:: EXERCISE GOAL ::
Collect each line holding the string "углов".

Dataset items
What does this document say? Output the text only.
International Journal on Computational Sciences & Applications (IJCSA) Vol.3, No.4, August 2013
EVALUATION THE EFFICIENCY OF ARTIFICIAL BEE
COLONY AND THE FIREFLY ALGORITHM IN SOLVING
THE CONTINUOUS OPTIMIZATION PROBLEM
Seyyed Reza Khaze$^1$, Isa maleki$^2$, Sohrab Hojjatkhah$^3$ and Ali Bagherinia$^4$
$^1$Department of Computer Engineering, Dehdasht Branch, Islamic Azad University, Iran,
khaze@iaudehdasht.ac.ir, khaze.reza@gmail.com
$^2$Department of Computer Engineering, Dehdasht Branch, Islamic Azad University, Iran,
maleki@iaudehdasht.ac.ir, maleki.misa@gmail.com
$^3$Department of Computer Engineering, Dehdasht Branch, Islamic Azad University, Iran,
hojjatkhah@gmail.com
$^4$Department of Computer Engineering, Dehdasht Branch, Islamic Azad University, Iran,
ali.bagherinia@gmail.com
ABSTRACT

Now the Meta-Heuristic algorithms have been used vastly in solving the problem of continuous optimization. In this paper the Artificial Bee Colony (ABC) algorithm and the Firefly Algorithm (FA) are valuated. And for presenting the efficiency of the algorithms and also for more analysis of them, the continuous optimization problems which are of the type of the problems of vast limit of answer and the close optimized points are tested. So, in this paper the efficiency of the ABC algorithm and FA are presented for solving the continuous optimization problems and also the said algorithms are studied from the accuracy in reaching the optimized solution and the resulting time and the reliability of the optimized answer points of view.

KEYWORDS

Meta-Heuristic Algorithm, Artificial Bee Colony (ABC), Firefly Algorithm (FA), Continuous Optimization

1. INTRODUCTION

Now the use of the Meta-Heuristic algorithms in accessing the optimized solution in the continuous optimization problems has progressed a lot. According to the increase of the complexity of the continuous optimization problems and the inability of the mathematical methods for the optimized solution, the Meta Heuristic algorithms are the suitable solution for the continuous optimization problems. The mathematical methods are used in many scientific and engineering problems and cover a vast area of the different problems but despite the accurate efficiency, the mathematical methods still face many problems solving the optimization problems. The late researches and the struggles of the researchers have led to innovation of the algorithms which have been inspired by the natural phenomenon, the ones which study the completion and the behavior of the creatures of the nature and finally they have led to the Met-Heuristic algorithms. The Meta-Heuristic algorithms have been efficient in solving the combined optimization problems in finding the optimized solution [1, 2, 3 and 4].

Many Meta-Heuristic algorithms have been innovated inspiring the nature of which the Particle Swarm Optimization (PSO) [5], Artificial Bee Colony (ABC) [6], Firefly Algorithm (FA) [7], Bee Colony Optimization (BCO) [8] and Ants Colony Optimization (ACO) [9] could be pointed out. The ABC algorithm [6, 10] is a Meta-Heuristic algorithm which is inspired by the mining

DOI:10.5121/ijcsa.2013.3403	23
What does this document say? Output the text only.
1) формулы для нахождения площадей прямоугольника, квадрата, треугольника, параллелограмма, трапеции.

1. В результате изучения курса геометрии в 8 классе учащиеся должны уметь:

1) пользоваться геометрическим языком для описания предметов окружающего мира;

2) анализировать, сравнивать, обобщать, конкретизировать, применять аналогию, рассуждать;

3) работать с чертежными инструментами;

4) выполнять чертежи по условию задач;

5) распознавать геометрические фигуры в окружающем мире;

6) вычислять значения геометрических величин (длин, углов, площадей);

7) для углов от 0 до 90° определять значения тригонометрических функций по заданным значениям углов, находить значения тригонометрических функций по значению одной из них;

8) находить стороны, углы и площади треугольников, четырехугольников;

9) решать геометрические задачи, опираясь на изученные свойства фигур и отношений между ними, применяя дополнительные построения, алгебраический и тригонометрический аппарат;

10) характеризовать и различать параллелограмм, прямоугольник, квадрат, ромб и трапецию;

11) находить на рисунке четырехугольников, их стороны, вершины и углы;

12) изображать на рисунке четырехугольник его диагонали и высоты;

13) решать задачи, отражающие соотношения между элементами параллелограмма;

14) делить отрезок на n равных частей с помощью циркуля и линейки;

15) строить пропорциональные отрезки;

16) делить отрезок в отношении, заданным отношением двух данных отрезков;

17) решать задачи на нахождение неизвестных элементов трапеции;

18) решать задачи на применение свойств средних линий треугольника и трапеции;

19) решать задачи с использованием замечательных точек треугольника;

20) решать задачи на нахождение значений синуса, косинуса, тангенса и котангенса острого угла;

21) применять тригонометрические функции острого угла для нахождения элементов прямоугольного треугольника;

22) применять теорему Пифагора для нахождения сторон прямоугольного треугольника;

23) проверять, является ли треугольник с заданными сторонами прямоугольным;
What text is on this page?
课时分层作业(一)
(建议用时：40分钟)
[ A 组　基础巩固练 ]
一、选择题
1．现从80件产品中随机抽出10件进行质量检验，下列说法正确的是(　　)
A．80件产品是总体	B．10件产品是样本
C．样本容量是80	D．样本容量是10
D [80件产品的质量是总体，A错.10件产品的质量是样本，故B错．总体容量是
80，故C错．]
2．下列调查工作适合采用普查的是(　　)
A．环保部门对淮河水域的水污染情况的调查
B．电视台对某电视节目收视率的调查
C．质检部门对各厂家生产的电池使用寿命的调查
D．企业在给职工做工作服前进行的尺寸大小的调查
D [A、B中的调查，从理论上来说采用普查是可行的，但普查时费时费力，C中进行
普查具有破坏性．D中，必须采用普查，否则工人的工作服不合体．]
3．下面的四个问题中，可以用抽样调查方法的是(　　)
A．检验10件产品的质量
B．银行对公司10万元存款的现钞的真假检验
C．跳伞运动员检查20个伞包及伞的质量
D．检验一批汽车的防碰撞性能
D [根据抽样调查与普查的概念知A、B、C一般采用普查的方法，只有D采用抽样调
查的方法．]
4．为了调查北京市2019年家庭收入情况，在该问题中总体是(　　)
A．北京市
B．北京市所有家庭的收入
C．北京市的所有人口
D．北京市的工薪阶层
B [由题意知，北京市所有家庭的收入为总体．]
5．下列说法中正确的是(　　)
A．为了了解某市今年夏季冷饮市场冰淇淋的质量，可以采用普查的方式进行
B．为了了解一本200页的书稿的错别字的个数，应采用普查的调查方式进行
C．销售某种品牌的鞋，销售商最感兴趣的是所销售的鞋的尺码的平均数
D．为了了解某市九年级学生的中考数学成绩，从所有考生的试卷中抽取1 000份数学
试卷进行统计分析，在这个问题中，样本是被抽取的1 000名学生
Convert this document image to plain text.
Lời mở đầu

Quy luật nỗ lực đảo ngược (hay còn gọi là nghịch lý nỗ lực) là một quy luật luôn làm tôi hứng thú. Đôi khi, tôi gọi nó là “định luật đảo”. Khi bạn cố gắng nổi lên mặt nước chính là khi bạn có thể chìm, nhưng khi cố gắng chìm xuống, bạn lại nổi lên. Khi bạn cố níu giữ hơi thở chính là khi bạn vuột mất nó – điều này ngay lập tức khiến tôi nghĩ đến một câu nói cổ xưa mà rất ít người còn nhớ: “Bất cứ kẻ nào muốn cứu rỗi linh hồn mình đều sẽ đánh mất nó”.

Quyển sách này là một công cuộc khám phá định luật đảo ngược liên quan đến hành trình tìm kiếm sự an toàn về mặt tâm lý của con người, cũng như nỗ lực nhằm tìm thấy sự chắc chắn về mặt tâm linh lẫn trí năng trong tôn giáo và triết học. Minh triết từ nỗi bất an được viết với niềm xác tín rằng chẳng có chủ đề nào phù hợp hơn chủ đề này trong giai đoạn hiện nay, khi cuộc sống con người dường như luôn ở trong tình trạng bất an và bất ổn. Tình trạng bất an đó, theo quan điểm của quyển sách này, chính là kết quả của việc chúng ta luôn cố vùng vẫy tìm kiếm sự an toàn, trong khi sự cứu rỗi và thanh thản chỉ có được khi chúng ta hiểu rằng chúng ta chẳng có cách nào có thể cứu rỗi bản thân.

:: SOLVED PROBLEM ::
6) вычислять значения геометрических величин (длин, углов, площадей);
7) для углов от 0 до 90° определять значения тригонометрических функций по заданным значениям углов, находить значения тригонометрических функций по значению одной из них;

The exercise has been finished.